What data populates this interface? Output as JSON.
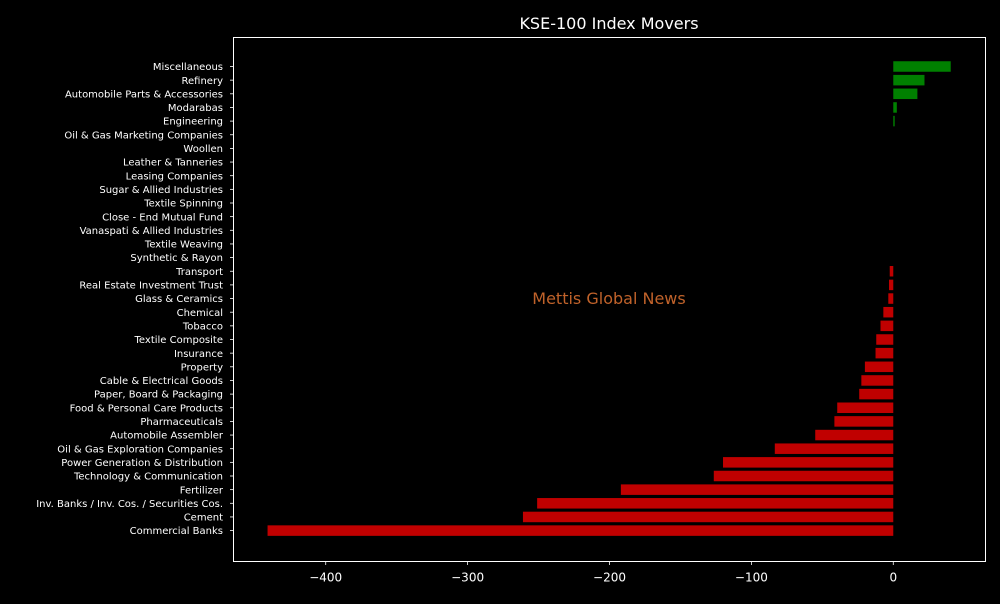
{
  "chart_data": {
    "type": "bar",
    "orientation": "horizontal",
    "title": "KSE-100 Index Movers",
    "watermark": "Mettis Global News",
    "xlabel": "",
    "ylabel": "",
    "xlim": [
      -465,
      65
    ],
    "xticks": [
      -400,
      -300,
      -200,
      -100,
      0
    ],
    "xtick_labels": [
      "−400",
      "−300",
      "−200",
      "−100",
      "0"
    ],
    "grid": false,
    "colors": {
      "background": "#000000",
      "text": "#ffffff",
      "positive": "#008000",
      "negative": "#c00000",
      "watermark": "#c0622a"
    },
    "categories": [
      "Miscellaneous",
      "Refinery",
      "Automobile Parts & Accessories",
      "Modarabas",
      "Engineering",
      "Oil & Gas Marketing Companies",
      "Woollen",
      "Leather & Tanneries",
      "Leasing Companies",
      "Sugar & Allied Industries",
      "Textile Spinning",
      "Close - End Mutual Fund",
      "Vanaspati & Allied Industries",
      "Textile Weaving",
      "Synthetic & Rayon",
      "Transport",
      "Real Estate Investment Trust",
      "Glass & Ceramics",
      "Chemical",
      "Tobacco",
      "Textile Composite",
      "Insurance",
      "Property",
      "Cable & Electrical Goods",
      "Paper, Board & Packaging",
      "Food & Personal Care Products",
      "Pharmaceuticals",
      "Automobile Assembler",
      "Oil & Gas Exploration Companies",
      "Power Generation & Distribution",
      "Technology & Communication",
      "Fertilizer",
      "Inv. Banks / Inv. Cos. / Securities Cos.",
      "Cement",
      "Commercial Banks"
    ],
    "values": [
      40.5,
      22.0,
      17.0,
      2.5,
      1.0,
      0,
      0,
      0,
      0,
      0,
      0,
      0,
      0,
      0,
      0,
      -2.5,
      -3.0,
      -3.5,
      -7.0,
      -9.0,
      -12.0,
      -12.5,
      -20.0,
      -22.5,
      -24.0,
      -39.5,
      -41.5,
      -55.0,
      -83.5,
      -120.0,
      -126.5,
      -192.0,
      -251.0,
      -261.0,
      -441.0
    ]
  }
}
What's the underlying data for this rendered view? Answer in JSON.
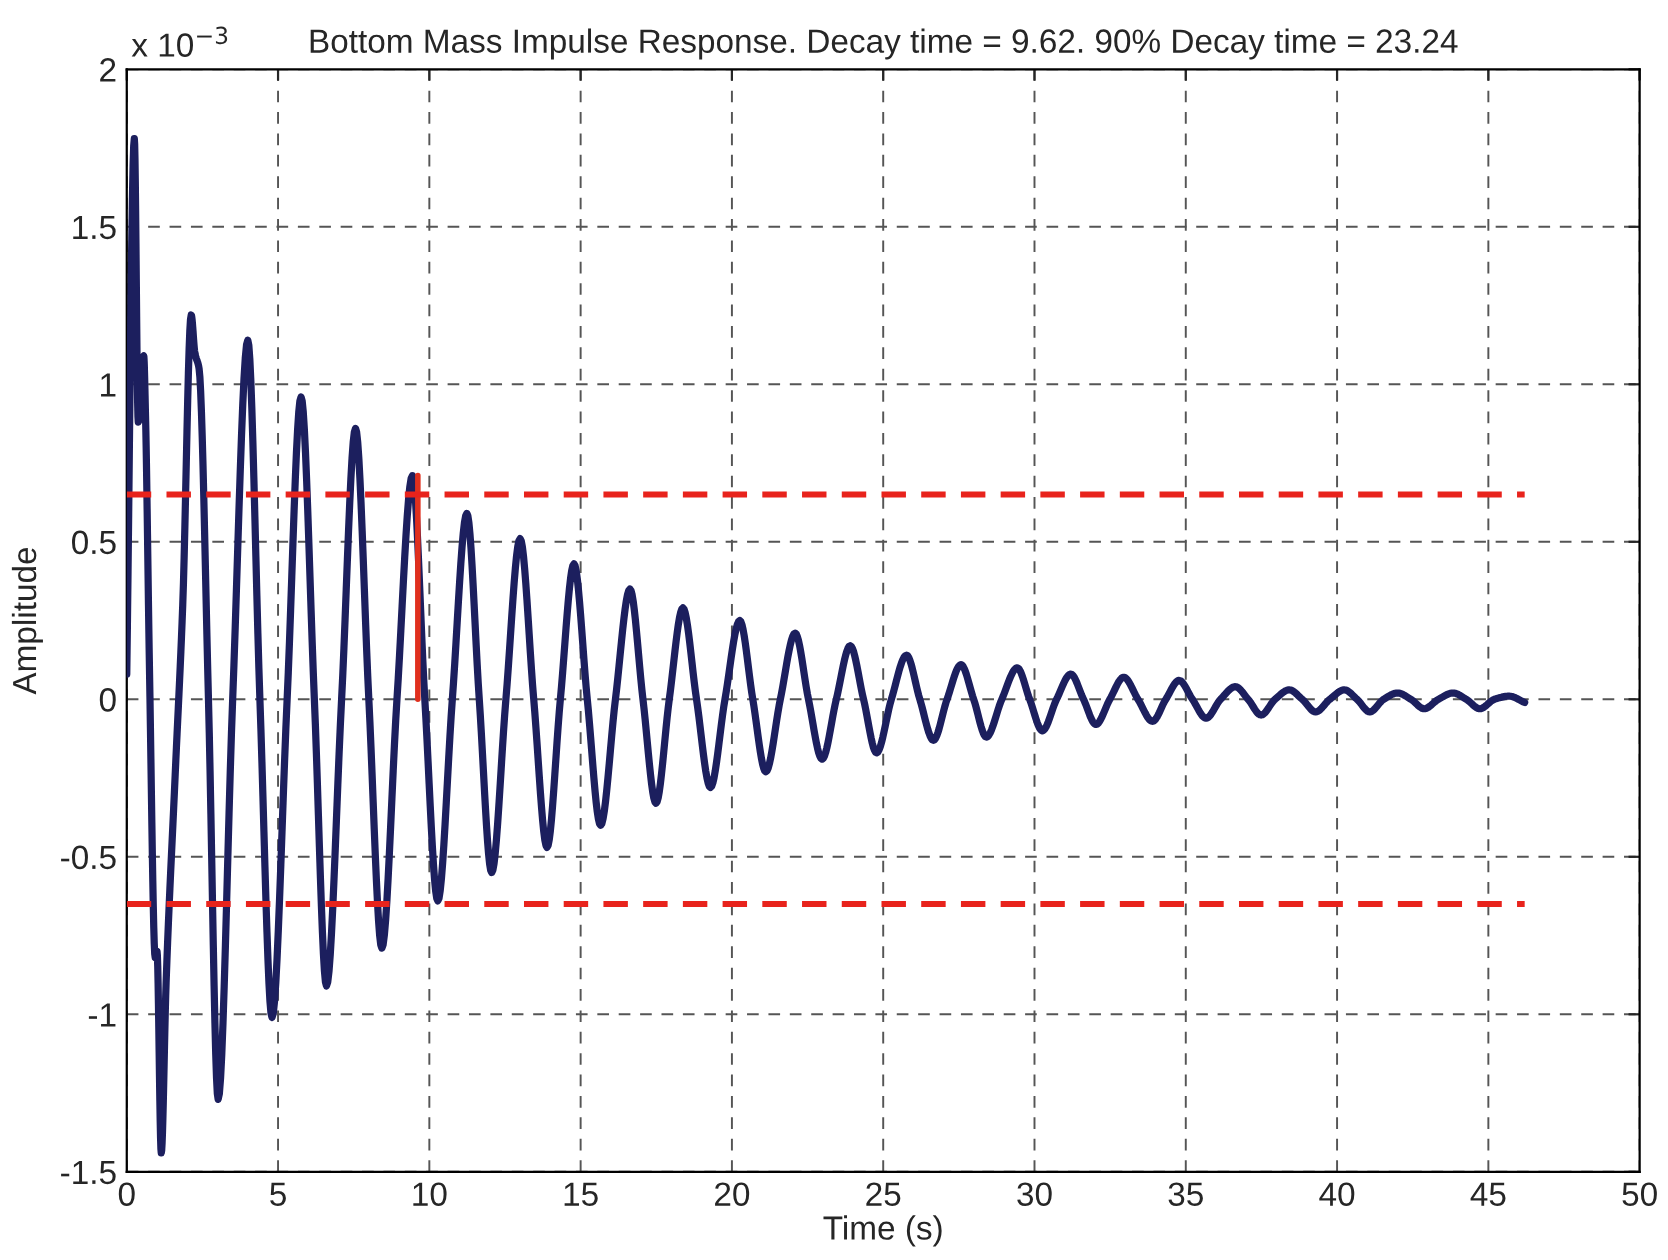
{
  "chart_data": {
    "type": "line",
    "title": "Bottom Mass Impulse Response. Decay time = 9.62. 90% Decay time = 23.24",
    "xlabel": "Time (s)",
    "ylabel": "Amplitude",
    "annotations": [
      "x 10$^{−3}$"
    ],
    "xlim": [
      0,
      50
    ],
    "xticks": [
      0,
      5,
      10,
      15,
      20,
      25,
      30,
      35,
      40,
      45,
      50
    ],
    "ylim": [
      -1.5,
      2
    ],
    "yticks": [
      -1.5,
      -1,
      -0.5,
      0,
      0.5,
      1,
      1.5,
      2
    ],
    "grid": true,
    "series": [
      {
        "color": "#1c1f5e",
        "x": [
          0,
          0.25,
          0.38,
          0.5,
          0.56,
          0.62,
          0.75,
          0.94,
          1.0,
          1.14,
          1.3,
          1.6,
          1.85,
          2.13,
          2.25,
          2.39,
          2.7,
          3.02,
          3.5,
          4.0,
          4.4,
          4.8,
          5.3,
          5.76,
          6.2,
          6.6,
          7.1,
          7.56,
          8.0,
          8.43,
          8.93,
          9.44,
          9.85,
          10.28,
          10.76,
          11.24,
          11.65,
          12.06,
          12.53,
          13.0,
          13.45,
          13.89,
          14.33,
          14.78,
          15.22,
          15.66,
          16.15,
          16.63,
          17.06,
          17.49,
          17.93,
          18.38,
          18.83,
          19.29,
          19.77,
          20.26,
          20.69,
          21.12,
          21.6,
          22.09,
          22.53,
          22.98,
          23.45,
          23.91,
          24.35,
          24.78,
          25.27,
          25.77,
          26.21,
          26.66,
          27.11,
          27.57,
          27.99,
          28.41,
          28.92,
          29.43,
          29.84,
          30.26,
          30.73,
          31.2,
          31.62,
          32.03,
          32.49,
          32.95,
          33.42,
          33.9,
          34.34,
          34.78,
          35.22,
          35.67,
          36.15,
          36.64,
          37.06,
          37.49,
          37.95,
          38.42,
          38.85,
          39.29,
          39.76,
          40.24,
          40.66,
          41.08,
          41.54,
          42.0,
          42.44,
          42.88,
          43.35,
          43.83,
          44.27,
          44.72,
          45.2,
          45.69,
          46.2
        ],
        "values": [
          0.08,
          1.78,
          0.88,
          1.05,
          1.09,
          0.9,
          0.1,
          -0.82,
          -0.8,
          -1.44,
          -0.9,
          -0.24,
          0.3,
          1.22,
          1.1,
          1.05,
          0,
          -1.27,
          0,
          1.14,
          0,
          -1.01,
          0,
          0.96,
          0,
          -0.91,
          0,
          0.86,
          0,
          -0.79,
          0,
          0.71,
          0,
          -0.64,
          0,
          0.59,
          0,
          -0.55,
          0,
          0.51,
          0,
          -0.47,
          0,
          0.43,
          0,
          -0.4,
          0,
          0.35,
          0,
          -0.33,
          0,
          0.29,
          0,
          -0.28,
          0,
          0.25,
          0,
          -0.23,
          0,
          0.21,
          0,
          -0.19,
          0,
          0.17,
          0,
          -0.17,
          0,
          0.14,
          0,
          -0.13,
          0,
          0.11,
          0,
          -0.12,
          0,
          0.1,
          0,
          -0.1,
          0,
          0.08,
          0,
          -0.08,
          0,
          0.07,
          0,
          -0.07,
          0,
          0.06,
          0,
          -0.06,
          0,
          0.04,
          0,
          -0.05,
          0,
          0.03,
          0,
          -0.04,
          0,
          0.03,
          0,
          -0.04,
          0,
          0.02,
          0,
          -0.03,
          0,
          0.02,
          0,
          -0.03,
          0,
          0.01,
          -0.01
        ]
      },
      {
        "color": "#e0301e",
        "x": [
          9.62,
          9.62
        ],
        "values": [
          0,
          0.71
        ]
      }
    ],
    "ref_lines": [
      {
        "axis": "y",
        "value": 0.65,
        "color": "#e8231c",
        "line_style": "dashed"
      },
      {
        "axis": "y",
        "value": -0.65,
        "color": "#e8231c",
        "line_style": "dashed"
      }
    ]
  }
}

------------------------------------------------------------

* _TO DO_
Sift the material for lines with the string "watermark". Copy each one found.

* _SOLUTION_
    "watermark": "Mettis Global News",
      "watermark": "#c0622a"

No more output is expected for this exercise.